## Text segment
** begin **

See examples/profiling-configs/README.md for complete documentation.

Custom ROCprofv3 Commands

For advanced users, customize rocprofv3 invocation:

{
  "tools": [
    {
      "name": "rocprof",
      "cmd": "bash ../scripts/common/tools/rocprof_wrapper.sh --hip-trace --kernel-trace --memory-copy-trace --rccl-trace --counter-collection -i custom_counters.txt --output-format pftrace --stats -d ./my_output --",
      "env_vars": {
        "RCCL_DEBUG": "TRACE",
        "HSA_ENABLE_SDMA": "0"
      }
    }
  ]
}

Important: The -- separator at the end of the cmd string is required when using rocprof_wrapper.sh. This separator distinguishes between profiler options and the application command:

rocprofv3 (ROCm >= 7.0): Requires -- separator → rocprofv3 [options] -- <app>
rocprof (legacy): Works with or without -- → rocprof [options] <app>

The wrapper auto-detects which profiler is available and formats arguments correctly. Always include the trailing -- in your custom commands to ensure compatibility with both versions.

** end **

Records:
** begin **

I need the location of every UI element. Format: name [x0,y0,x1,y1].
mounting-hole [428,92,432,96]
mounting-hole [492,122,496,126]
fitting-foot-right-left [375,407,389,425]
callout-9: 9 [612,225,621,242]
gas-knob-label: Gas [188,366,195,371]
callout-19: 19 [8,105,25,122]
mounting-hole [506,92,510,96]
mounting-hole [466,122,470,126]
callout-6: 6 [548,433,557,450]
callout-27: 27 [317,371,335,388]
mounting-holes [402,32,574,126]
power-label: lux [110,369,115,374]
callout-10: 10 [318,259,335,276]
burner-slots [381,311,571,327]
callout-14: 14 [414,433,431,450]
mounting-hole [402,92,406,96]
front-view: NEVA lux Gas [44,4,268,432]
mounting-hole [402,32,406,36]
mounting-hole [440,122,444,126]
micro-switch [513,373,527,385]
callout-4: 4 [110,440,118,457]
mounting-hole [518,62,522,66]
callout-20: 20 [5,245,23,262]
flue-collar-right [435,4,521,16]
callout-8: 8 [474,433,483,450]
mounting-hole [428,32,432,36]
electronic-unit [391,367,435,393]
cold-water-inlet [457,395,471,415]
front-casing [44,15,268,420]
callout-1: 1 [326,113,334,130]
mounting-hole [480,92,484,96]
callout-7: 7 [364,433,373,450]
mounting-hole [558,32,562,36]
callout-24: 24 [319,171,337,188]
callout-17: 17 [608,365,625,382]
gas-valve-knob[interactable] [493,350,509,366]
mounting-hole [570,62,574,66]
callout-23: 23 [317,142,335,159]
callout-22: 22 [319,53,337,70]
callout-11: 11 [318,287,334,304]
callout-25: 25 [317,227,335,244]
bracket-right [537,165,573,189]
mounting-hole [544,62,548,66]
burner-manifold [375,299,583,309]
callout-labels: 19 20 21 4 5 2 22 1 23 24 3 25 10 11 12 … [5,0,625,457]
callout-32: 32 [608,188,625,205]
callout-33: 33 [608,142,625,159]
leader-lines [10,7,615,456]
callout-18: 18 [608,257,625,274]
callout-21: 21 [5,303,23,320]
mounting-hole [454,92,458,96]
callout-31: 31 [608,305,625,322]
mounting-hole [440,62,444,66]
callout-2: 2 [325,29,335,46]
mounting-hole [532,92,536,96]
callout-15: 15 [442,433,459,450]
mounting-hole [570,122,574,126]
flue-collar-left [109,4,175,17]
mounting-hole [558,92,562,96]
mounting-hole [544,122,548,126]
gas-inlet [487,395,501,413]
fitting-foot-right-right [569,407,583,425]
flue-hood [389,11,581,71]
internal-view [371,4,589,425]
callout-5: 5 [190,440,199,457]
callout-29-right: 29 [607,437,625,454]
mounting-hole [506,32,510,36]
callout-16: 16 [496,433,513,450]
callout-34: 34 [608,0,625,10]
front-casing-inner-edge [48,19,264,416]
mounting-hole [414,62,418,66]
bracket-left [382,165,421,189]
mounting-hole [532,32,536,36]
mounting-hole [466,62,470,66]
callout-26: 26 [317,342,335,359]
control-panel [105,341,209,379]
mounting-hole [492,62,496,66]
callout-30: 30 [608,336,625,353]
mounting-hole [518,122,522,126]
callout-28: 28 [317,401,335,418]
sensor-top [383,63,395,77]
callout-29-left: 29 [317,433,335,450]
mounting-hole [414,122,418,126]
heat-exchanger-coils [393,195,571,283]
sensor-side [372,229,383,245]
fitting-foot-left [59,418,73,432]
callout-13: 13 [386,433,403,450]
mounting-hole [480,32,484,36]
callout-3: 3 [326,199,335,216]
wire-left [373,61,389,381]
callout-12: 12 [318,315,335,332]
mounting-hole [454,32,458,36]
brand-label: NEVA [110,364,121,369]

** end **

## Set problem 1
Answer these questions from the ROCprofv3 section:
(a) What value does the example give RCCL_DEBUG?
(b) Starting with which ROCm version does rocprofv3 require the -- separator?
(c) Which output format does the example cmd string specify?
## Set problem 2
Write out the stretch of the ROCprofv3 section from "Important: The -- separator" through "with both versions.".
These entries were drawn from a separate source.

## Task result 1
(a) TRACE
(b) ROCm 7.0 (ROCm >= 7.0)
(c) pftrace

## Task result 2
Important: The -- separator at the end of the cmd string is required when using rocprof_wrapper.sh. This separator distinguishes between profiler options and the application command:

rocprofv3 (ROCm >= 7.0): Requires -- separator → rocprofv3 [options] -- <app>
rocprof (legacy): Works with or without -- → rocprof [options] <app>

The wrapper auto-detects which profiler is available and formats arguments correctly. Always include the trailing -- in your custom commands to ensure compatibility with both versions.